▸ **Requirements**:
Return all lines that include the string "กเกณฑ".

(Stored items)
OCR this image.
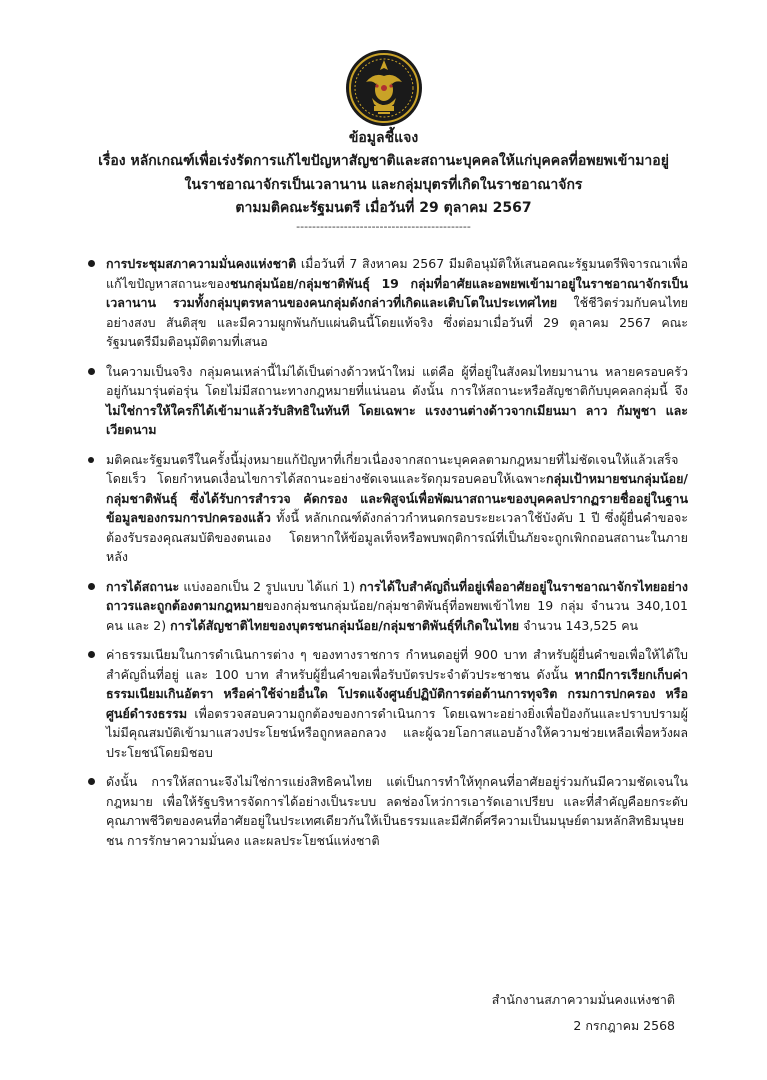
ข้อมูลชี้แจง
เรื่อง หลักเกณฑ์เพื่อเร่งรัดการแก้ไขปัญหาสัญชาติและสถานะบุคคลให้แก่บุคคลที่อพยพเข้ามาอยู่
ในราชอาณาจักรเป็นเวลานาน และกลุ่มบุตรที่เกิดในราชอาณาจักร
ตามมติคณะรัฐมนตรี เมื่อวันที่ 29 ตุลาคม 2567
--------------------------------------------
การประชุมสภาความมั่นคงแห่งชาติ เมื่อวันที่ 7 สิงหาคม 2567 มีมติอนุมัติให้เสนอคณะรัฐมนตรีพิจารณาเพื่อแก้ไขปัญหาสถานะของชนกลุ่มน้อย/กลุ่มชาติพันธุ์ 19 กลุ่มที่อาศัยและอพยพเข้ามาอยู่ในราชอาณาจักรเป็นเวลานาน รวมทั้งกลุ่มบุตรหลานของคนกลุ่มดังกล่าวที่เกิดและเติบโตในประเทศไทย ใช้ชีวิตร่วมกับคนไทยอย่างสงบ สันติสุข และมีความผูกพันกับแผ่นดินนี้โดยแท้จริง ซึ่งต่อมาเมื่อวันที่ 29 ตุลาคม 2567 คณะรัฐมนตรีมีมติอนุมัติตามที่เสนอ
ในความเป็นจริง กลุ่มคนเหล่านี้ไม่ได้เป็นต่างด้าวหน้าใหม่ แต่คือ ผู้ที่อยู่ในสังคมไทยมานาน หลายครอบครัวอยู่กันมารุ่นต่อรุ่น โดยไม่มีสถานะทางกฎหมายที่แน่นอน ดังนั้น การให้สถานะหรือสัญชาติกับบุคคลกลุ่มนี้ จึงไม่ใช่การให้ใครก็ได้เข้ามาแล้วรับสิทธิในทันที โดยเฉพาะ แรงงานต่างด้าวจากเมียนมา ลาว กัมพูชา และเวียดนาม
มติคณะรัฐมนตรีในครั้งนี้มุ่งหมายแก้ปัญหาที่เกี่ยวเนื่องจากสถานะบุคคลตามกฎหมายที่ไม่ชัดเจนให้แล้วเสร็จโดยเร็ว โดยกำหนดเงื่อนไขการได้สถานะอย่างชัดเจนและรัดกุมรอบคอบให้เฉพาะกลุ่มเป้าหมายชนกลุ่มน้อย/กลุ่มชาติพันธุ์ ซึ่งได้รับการสำรวจ คัดกรอง และพิสูจน์เพื่อพัฒนาสถานะของบุคคลปรากฏรายชื่ออยู่ในฐานข้อมูลของกรมการปกครองแล้ว ทั้งนี้ หลักเกณฑ์ดังกล่าวกำหนดกรอบระยะเวลาใช้บังคับ 1 ปี ซึ่งผู้ยื่นคำขอจะต้องรับรองคุณสมบัติของตนเอง โดยหากให้ข้อมูลเท็จหรือพบพฤติการณ์ที่เป็นภัยจะถูกเพิกถอนสถานะในภายหลัง
การได้สถานะ แบ่งออกเป็น 2 รูปแบบ ได้แก่ 1) การได้ใบสำคัญถิ่นที่อยู่เพื่ออาศัยอยู่ในราชอาณาจักรไทยอย่างถาวรและถูกต้องตามกฎหมายของกลุ่มชนกลุ่มน้อย/กลุ่มชาติพันธุ์ที่อพยพเข้าไทย 19 กลุ่ม จำนวน 340,101 คน และ 2) การได้สัญชาติไทยของบุตรชนกลุ่มน้อย/กลุ่มชาติพันธุ์ที่เกิดในไทย จำนวน 143,525 คน
ค่าธรรมเนียมในการดำเนินการต่าง ๆ ของทางราชการ กำหนดอยู่ที่ 900 บาท สำหรับผู้ยื่นคำขอเพื่อให้ได้ใบสำคัญถิ่นที่อยู่ และ 100 บาท สำหรับผู้ยื่นคำขอเพื่อรับบัตรประจำตัวประชาชน ดังนั้น หากมีการเรียกเก็บค่าธรรมเนียมเกินอัตรา หรือค่าใช้จ่ายอื่นใด โปรดแจ้งศูนย์ปฏิบัติการต่อต้านการทุจริต กรมการปกครอง หรือศูนย์ดำรงธรรม เพื่อตรวจสอบความถูกต้องของการดำเนินการ โดยเฉพาะอย่างยิ่งเพื่อป้องกันและปราบปรามผู้ไม่มีคุณสมบัติเข้ามาแสวงประโยชน์หรือถูกหลอกลวง และผู้ฉวยโอกาสแอบอ้างให้ความช่วยเหลือเพื่อหวังผลประโยชน์โดยมิชอบ
ดังนั้น การให้สถานะจึงไม่ใช่การแย่งสิทธิคนไทย แต่เป็นการทำให้ทุกคนที่อาศัยอยู่ร่วมกันมีความชัดเจนในกฎหมาย เพื่อให้รัฐบริหารจัดการได้อย่างเป็นระบบ ลดช่องโหว่การเอารัดเอาเปรียบ และที่สำคัญคือยกระดับคุณภาพชีวิตของคนที่อาศัยอยู่ในประเทศเดียวกันให้เป็นธรรมและมีศักดิ์ศรีความเป็นมนุษย์ตามหลักสิทธิมนุษยชน การรักษาความมั่นคง และผลประโยชน์แห่งชาติ
สำนักงานสภาความมั่นคงแห่งชาติ
2 กรกฎาคม 2568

▸ **Answer in full**:
เรื่อง หลักเกณฑ์เพื่อเร่งรัดการแก้ไขปัญหาสัญชาติและสถานะบุคคลให้แก่บุคคลที่อพยพเข้ามาอยู่
มติคณะรัฐมนตรีในครั้งนี้มุ่งหมายแก้ปัญหาที่เกี่ยวเนื่องจากสถานะบุคคลตามกฎหมายที่ไม่ชัดเจนให้แล้วเสร็จโดยเร็ว โดยกำหนดเงื่อนไขการได้สถานะอย่างชัดเจนและรัดกุมรอบคอบให้เฉพาะกลุ่มเป้าหมายชนกลุ่มน้อย/กลุ่มชาติพันธุ์ ซึ่งได้รับการสำรวจ คัดกรอง และพิสูจน์เพื่อพัฒนาสถานะของบุคคลปรากฏรายชื่ออยู่ในฐานข้อมูลของกรมการปกครองแล้ว ทั้งนี้ หลักเกณฑ์ดังกล่าวกำหนดกรอบระยะเวลาใช้บังคับ 1 ปี ซึ่งผู้ยื่นคำขอจะต้องรับรองคุณสมบัติของตนเอง โดยหากให้ข้อมูลเท็จหรือพบพฤติการณ์ที่เป็นภัยจะถูกเพิกถอนสถานะในภายหลัง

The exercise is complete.